What is required:
Extract, word for word, each line from the line holding "Convert this document image to plain text." through the end of the records. Omit every picture.

___ Material for this exercise

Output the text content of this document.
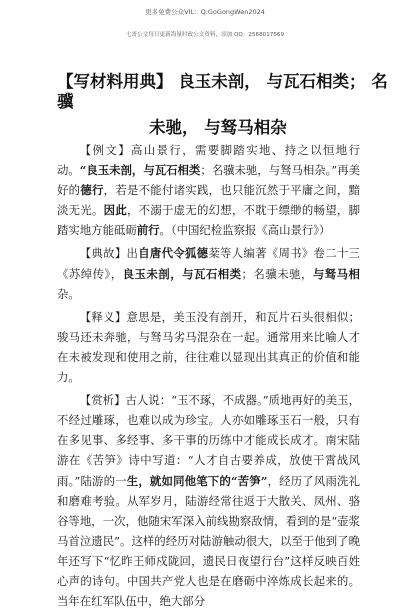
更多免费公众VIL：Q:GoGongWen2024
七哥公文每日更新海量时政公文资料，添加 QQ：2568017569
【写材料用典】 良玉未剖， 与瓦石相类； 名
骥
未驰， 与驽马相杂

【例文】高山景行，需要脚踏实地、持之以恒地行动。“良玉未剖，与瓦石相类；名骥未驰，与驽马相杂。”再美好的德行，若是不能付诸实践，也只能沉然于平庸之间，黯淡无光。因此，不溺于虚无的幻想，不耽于缥缈的畅望，脚踏实地方能砥砺前行。（中国纪检监察报《高山景行》）

【典故】出自唐代令狐德棻等人编著《周书》卷二十三《苏绰传》，良玉未剖，与瓦石相类；名骥未驰，与驽马相杂。

【释义】意思是，美玉没有剖开，和瓦片石头很相似；骏马还未奔驰，与驽马劣马混杂在一起。通常用来比喻人才在未被发现和使用之前，往往难以显现出其真正的价值和能力。

【赏析】古人说：“玉不琢，不成器。”质地再好的美玉，不经过雕琢，也难以成为珍宝。人亦如雕琢玉石一般，只有在多见事、多经事、多干事的历练中才能成长成才。南宋陆游在《苦笋》诗中写道：“人才自古要养成，放使干霄战风雨。”陆游的一生，就如同他笔下的“苦笋”，经历了风雨洗礼和磨难考验。从军岁月，陆游经常往返于大散关、凤州、骆谷等地，一次，他随宋军深入前线勘察敌情，看到的是“壶浆马首泣遗民”。这样的经历对陆游触动很大，以至于他到了晚年还写下“忆昨王师戍陇回，遗民日夜望行台”这样反映百姓心声的诗句。中国共产党人也是在磨砺中淬炼成长起来的。当年在红军队伍中，绝大部分
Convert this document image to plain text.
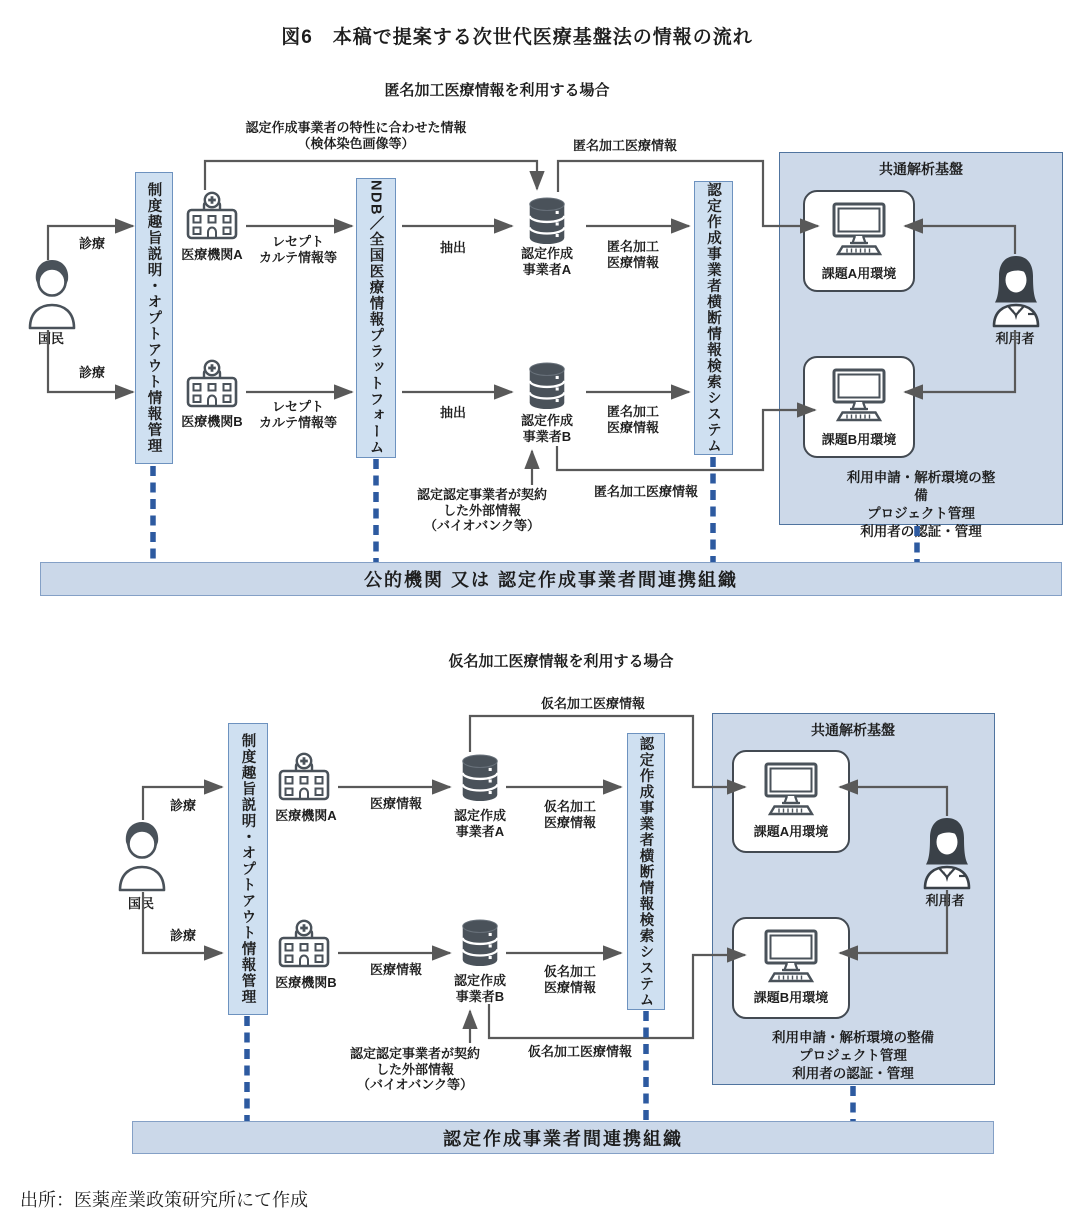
図6　本稿で提案する次世代医療基盤法の情報の流れ
匿名加工医療情報を利用する場合
国民
診療
診療	制度趣旨説明・オプトアウト情報管理 医療機関A
医療機関B
レセプト
カルテ情報等
レセプト
カルテ情報等 NDB／全国医療情報プラットフォーム	抽出
抽出
認定作成
事業者A
認定作成
事業者B
匿名加工
医療情報
匿名加工
医療情報	認定作成事業者横断情報検索システム
認定作成事業者の特性に合わせた情報
（検体染色画像等）	匿名加工医療情報
認定認定事業者が契約
した外部情報
（バイオバンク等）
匿名加工医療情報
共通解析基盤
課題A用環境
課題B用環境
利用者
利用申請・解析環境の整備
プロジェクト管理
利用者の認証・管理
公的機関 又は 認定作成事業者間連携組織
仮名加工医療情報を利用する場合
仮名加工医療情報
国民
診療
診療	制度趣旨説明・オプトアウト情報管理 医療機関A
医療機関B
医療情報
医療情報
認定作成
事業者A
認定作成
事業者B
仮名加工
医療情報
仮名加工
医療情報	認定作成事業者横断情報検索システム
認定認定事業者が契約
した外部情報
（バイオバンク等）
仮名加工医療情報
共通解析基盤
課題A用環境
課題B用環境
利用者
利用申請・解析環境の整備
プロジェクト管理
利用者の認証・管理
認定作成事業者間連携組織
出所：医薬産業政策研究所にて作成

______

Full answer:
Convert this document image to plain text.
図6　本稿で提案する次世代医療基盤法の情報の流れ
匿名加工医療情報を利用する場合
国民
診療
診療	制度趣旨説明・オプトアウト情報管理 医療機関A
医療機関B
レセプト
カルテ情報等
レセプト
カルテ情報等 NDB／全国医療情報プラットフォーム	抽出
抽出
認定作成
事業者A
認定作成
事業者B
匿名加工
医療情報
匿名加工
医療情報	認定作成事業者横断情報検索システム
認定作成事業者の特性に合わせた情報
（検体染色画像等）	匿名加工医療情報
認定認定事業者が契約
した外部情報
（バイオバンク等）
匿名加工医療情報
共通解析基盤
課題A用環境
課題B用環境
利用者
利用申請・解析環境の整備
プロジェクト管理
利用者の認証・管理
公的機関 又は 認定作成事業者間連携組織
仮名加工医療情報を利用する場合
仮名加工医療情報
国民
診療
診療	制度趣旨説明・オプトアウト情報管理 医療機関A
医療機関B
医療情報
医療情報
認定作成
事業者A
認定作成
事業者B
仮名加工
医療情報
仮名加工
医療情報	認定作成事業者横断情報検索システム
認定認定事業者が契約
した外部情報
（バイオバンク等）
仮名加工医療情報
共通解析基盤
課題A用環境
課題B用環境
利用者
利用申請・解析環境の整備
プロジェクト管理
利用者の認証・管理
認定作成事業者間連携組織
出所：医薬産業政策研究所にて作成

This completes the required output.